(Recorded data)
============================================================
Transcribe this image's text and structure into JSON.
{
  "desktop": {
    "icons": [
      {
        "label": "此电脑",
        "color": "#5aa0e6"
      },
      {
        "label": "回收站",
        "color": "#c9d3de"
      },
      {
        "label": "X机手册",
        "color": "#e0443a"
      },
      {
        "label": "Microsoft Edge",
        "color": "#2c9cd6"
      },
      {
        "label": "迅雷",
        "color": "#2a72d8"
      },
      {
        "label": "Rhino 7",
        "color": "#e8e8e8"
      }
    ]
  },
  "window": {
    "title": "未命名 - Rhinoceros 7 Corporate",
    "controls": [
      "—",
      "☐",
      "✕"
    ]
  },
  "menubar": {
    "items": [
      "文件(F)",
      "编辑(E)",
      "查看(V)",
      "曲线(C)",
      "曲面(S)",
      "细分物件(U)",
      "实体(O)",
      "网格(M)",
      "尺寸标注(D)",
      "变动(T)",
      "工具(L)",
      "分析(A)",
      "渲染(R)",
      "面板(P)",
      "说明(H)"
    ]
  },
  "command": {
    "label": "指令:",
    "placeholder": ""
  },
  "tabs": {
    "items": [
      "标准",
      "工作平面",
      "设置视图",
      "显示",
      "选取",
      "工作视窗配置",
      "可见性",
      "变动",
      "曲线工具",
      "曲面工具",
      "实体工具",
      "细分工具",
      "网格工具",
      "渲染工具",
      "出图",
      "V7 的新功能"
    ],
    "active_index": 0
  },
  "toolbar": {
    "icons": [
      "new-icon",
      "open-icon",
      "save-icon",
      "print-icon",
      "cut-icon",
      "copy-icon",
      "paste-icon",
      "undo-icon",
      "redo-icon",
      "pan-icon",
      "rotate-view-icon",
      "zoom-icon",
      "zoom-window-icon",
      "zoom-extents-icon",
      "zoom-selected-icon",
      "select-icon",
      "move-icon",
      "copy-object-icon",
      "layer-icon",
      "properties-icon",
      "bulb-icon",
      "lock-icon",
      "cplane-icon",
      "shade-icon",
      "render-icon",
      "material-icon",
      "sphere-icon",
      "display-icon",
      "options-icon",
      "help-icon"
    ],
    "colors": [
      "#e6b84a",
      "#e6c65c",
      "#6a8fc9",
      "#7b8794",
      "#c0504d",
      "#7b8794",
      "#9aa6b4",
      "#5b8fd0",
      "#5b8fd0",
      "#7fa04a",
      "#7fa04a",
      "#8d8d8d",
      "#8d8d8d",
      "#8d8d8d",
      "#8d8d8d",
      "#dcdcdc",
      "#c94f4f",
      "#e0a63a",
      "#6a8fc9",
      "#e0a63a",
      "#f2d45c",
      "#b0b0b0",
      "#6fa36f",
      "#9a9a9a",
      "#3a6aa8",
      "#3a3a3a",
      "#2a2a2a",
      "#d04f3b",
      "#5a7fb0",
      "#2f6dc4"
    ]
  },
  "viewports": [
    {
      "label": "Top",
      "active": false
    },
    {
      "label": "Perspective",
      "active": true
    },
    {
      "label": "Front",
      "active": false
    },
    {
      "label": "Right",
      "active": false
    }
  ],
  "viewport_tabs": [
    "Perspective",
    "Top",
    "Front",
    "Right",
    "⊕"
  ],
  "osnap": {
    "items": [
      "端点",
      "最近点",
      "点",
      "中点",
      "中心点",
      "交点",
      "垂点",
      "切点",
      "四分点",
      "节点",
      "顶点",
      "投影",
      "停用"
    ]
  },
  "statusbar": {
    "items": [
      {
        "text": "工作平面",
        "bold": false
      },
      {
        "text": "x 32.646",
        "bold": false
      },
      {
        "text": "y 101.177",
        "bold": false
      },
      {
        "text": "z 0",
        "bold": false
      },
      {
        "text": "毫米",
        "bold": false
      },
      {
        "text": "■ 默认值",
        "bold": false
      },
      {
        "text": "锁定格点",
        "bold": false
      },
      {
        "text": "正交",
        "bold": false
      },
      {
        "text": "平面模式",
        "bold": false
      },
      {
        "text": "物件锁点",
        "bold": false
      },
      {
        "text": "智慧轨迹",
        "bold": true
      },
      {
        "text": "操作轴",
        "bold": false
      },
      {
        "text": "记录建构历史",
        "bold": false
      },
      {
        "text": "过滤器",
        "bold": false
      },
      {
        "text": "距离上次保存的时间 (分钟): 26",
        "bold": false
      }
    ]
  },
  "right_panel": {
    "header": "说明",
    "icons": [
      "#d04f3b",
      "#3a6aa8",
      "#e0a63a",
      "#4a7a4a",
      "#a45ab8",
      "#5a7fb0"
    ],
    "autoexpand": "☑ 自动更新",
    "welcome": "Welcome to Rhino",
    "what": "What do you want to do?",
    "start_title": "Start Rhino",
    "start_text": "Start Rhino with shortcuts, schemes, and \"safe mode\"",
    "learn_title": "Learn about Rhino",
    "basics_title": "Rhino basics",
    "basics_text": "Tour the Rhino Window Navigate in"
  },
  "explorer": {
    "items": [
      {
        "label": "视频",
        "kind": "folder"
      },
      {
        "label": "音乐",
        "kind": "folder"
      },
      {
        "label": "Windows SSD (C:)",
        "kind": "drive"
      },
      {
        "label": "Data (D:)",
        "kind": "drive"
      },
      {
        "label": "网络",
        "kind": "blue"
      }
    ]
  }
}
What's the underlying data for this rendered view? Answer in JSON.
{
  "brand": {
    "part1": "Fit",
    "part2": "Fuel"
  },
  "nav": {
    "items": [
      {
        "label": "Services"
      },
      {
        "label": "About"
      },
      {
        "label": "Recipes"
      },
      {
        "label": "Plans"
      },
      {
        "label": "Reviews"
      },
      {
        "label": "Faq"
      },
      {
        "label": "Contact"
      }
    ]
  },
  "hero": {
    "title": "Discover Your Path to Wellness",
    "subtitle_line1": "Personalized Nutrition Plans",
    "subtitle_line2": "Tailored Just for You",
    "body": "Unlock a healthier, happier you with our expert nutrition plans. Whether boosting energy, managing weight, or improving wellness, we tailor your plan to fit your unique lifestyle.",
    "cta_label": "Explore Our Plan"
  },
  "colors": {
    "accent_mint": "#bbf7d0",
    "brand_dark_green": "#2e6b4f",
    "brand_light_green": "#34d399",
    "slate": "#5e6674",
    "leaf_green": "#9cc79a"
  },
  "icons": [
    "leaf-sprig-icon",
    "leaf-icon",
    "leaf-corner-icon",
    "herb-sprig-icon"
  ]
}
============================================================
▶ _Task instructions_
Write out every record verbatim.

▶ _Finished exercise_
Transcribe this image's text and structure into JSON.
{
  "desktop": {
    "icons": [
      {
        "label": "此电脑",
        "color": "#5aa0e6"
      },
      {
        "label": "回收站",
        "color": "#c9d3de"
      },
      {
        "label": "X机手册",
        "color": "#e0443a"
      },
      {
        "label": "Microsoft Edge",
        "color": "#2c9cd6"
      },
      {
        "label": "迅雷",
        "color": "#2a72d8"
      },
      {
        "label": "Rhino 7",
        "color": "#e8e8e8"
      }
    ]
  },
  "window": {
    "title": "未命名 - Rhinoceros 7 Corporate",
    "controls": [
      "—",
      "☐",
      "✕"
    ]
  },
  "menubar": {
    "items": [
      "文件(F)",
      "编辑(E)",
      "查看(V)",
      "曲线(C)",
      "曲面(S)",
      "细分物件(U)",
      "实体(O)",
      "网格(M)",
      "尺寸标注(D)",
      "变动(T)",
      "工具(L)",
      "分析(A)",
      "渲染(R)",
      "面板(P)",
      "说明(H)"
    ]
  },
  "command": {
    "label": "指令:",
    "placeholder": ""
  },
  "tabs": {
    "items": [
      "标准",
      "工作平面",
      "设置视图",
      "显示",
      "选取",
      "工作视窗配置",
      "可见性",
      "变动",
      "曲线工具",
      "曲面工具",
      "实体工具",
      "细分工具",
      "网格工具",
      "渲染工具",
      "出图",
      "V7 的新功能"
    ],
    "active_index": 0
  },
  "toolbar": {
    "icons": [
      "new-icon",
      "open-icon",
      "save-icon",
      "print-icon",
      "cut-icon",
      "copy-icon",
      "paste-icon",
      "undo-icon",
      "redo-icon",
      "pan-icon",
      "rotate-view-icon",
      "zoom-icon",
      "zoom-window-icon",
      "zoom-extents-icon",
      "zoom-selected-icon",
      "select-icon",
      "move-icon",
      "copy-object-icon",
      "layer-icon",
      "properties-icon",
      "bulb-icon",
      "lock-icon",
      "cplane-icon",
      "shade-icon",
      "render-icon",
      "material-icon",
      "sphere-icon",
      "display-icon",
      "options-icon",
      "help-icon"
    ],
    "colors": [
      "#e6b84a",
      "#e6c65c",
      "#6a8fc9",
      "#7b8794",
      "#c0504d",
      "#7b8794",
      "#9aa6b4",
      "#5b8fd0",
      "#5b8fd0",
      "#7fa04a",
      "#7fa04a",
      "#8d8d8d",
      "#8d8d8d",
      "#8d8d8d",
      "#8d8d8d",
      "#dcdcdc",
      "#c94f4f",
      "#e0a63a",
      "#6a8fc9",
      "#e0a63a",
      "#f2d45c",
      "#b0b0b0",
      "#6fa36f",
      "#9a9a9a",
      "#3a6aa8",
      "#3a3a3a",
      "#2a2a2a",
      "#d04f3b",
      "#5a7fb0",
      "#2f6dc4"
    ]
  },
  "viewports": [
    {
      "label": "Top",
      "active": false
    },
    {
      "label": "Perspective",
      "active": true
    },
    {
      "label": "Front",
      "active": false
    },
    {
      "label": "Right",
      "active": false
    }
  ],
  "viewport_tabs": [
    "Perspective",
    "Top",
    "Front",
    "Right",
    "⊕"
  ],
  "osnap": {
    "items": [
      "端点",
      "最近点",
      "点",
      "中点",
      "中心点",
      "交点",
      "垂点",
      "切点",
      "四分点",
      "节点",
      "顶点",
      "投影",
      "停用"
    ]
  },
  "statusbar": {
    "items": [
      {
        "text": "工作平面",
        "bold": false
      },
      {
        "text": "x 32.646",
        "bold": false
      },
      {
        "text": "y 101.177",
        "bold": false
      },
      {
        "text": "z 0",
        "bold": false
      },
      {
        "text": "毫米",
        "bold": false
      },
      {
        "text": "■ 默认值",
        "bold": false
      },
      {
        "text": "锁定格点",
        "bold": false
      },
      {
        "text": "正交",
        "bold": false
      },
      {
        "text": "平面模式",
        "bold": false
      },
      {
        "text": "物件锁点",
        "bold": false
      },
      {
        "text": "智慧轨迹",
        "bold": true
      },
      {
        "text": "操作轴",
        "bold": false
      },
      {
        "text": "记录建构历史",
        "bold": false
      },
      {
        "text": "过滤器",
        "bold": false
      },
      {
        "text": "距离上次保存的时间 (分钟): 26",
        "bold": false
      }
    ]
  },
  "right_panel": {
    "header": "说明",
    "icons": [
      "#d04f3b",
      "#3a6aa8",
      "#e0a63a",
      "#4a7a4a",
      "#a45ab8",
      "#5a7fb0"
    ],
    "autoexpand": "☑ 自动更新",
    "welcome": "Welcome to Rhino",
    "what": "What do you want to do?",
    "start_title": "Start Rhino",
    "start_text": "Start Rhino with shortcuts, schemes, and \"safe mode\"",
    "learn_title": "Learn about Rhino",
    "basics_title": "Rhino basics",
    "basics_text": "Tour the Rhino Window Navigate in"
  },
  "explorer": {
    "items": [
      {
        "label": "视频",
        "kind": "folder"
      },
      {
        "label": "音乐",
        "kind": "folder"
      },
      {
        "label": "Windows SSD (C:)",
        "kind": "drive"
      },
      {
        "label": "Data (D:)",
        "kind": "drive"
      },
      {
        "label": "网络",
        "kind": "blue"
      }
    ]
  }
}
What's the underlying data for this rendered view? Answer in JSON.
{
  "brand": {
    "part1": "Fit",
    "part2": "Fuel"
  },
  "nav": {
    "items": [
      {
        "label": "Services"
      },
      {
        "label": "About"
      },
      {
        "label": "Recipes"
      },
      {
        "label": "Plans"
      },
      {
        "label": "Reviews"
      },
      {
        "label": "Faq"
      },
      {
        "label": "Contact"
      }
    ]
  },
  "hero": {
    "title": "Discover Your Path to Wellness",
    "subtitle_line1": "Personalized Nutrition Plans",
    "subtitle_line2": "Tailored Just for You",
    "body": "Unlock a healthier, happier you with our expert nutrition plans. Whether boosting energy, managing weight, or improving wellness, we tailor your plan to fit your unique lifestyle.",
    "cta_label": "Explore Our Plan"
  },
  "colors": {
    "accent_mint": "#bbf7d0",
    "brand_dark_green": "#2e6b4f",
    "brand_light_green": "#34d399",
    "slate": "#5e6674",
    "leaf_green": "#9cc79a"
  },
  "icons": [
    "leaf-sprig-icon",
    "leaf-icon",
    "leaf-corner-icon",
    "herb-sprig-icon"
  ]
}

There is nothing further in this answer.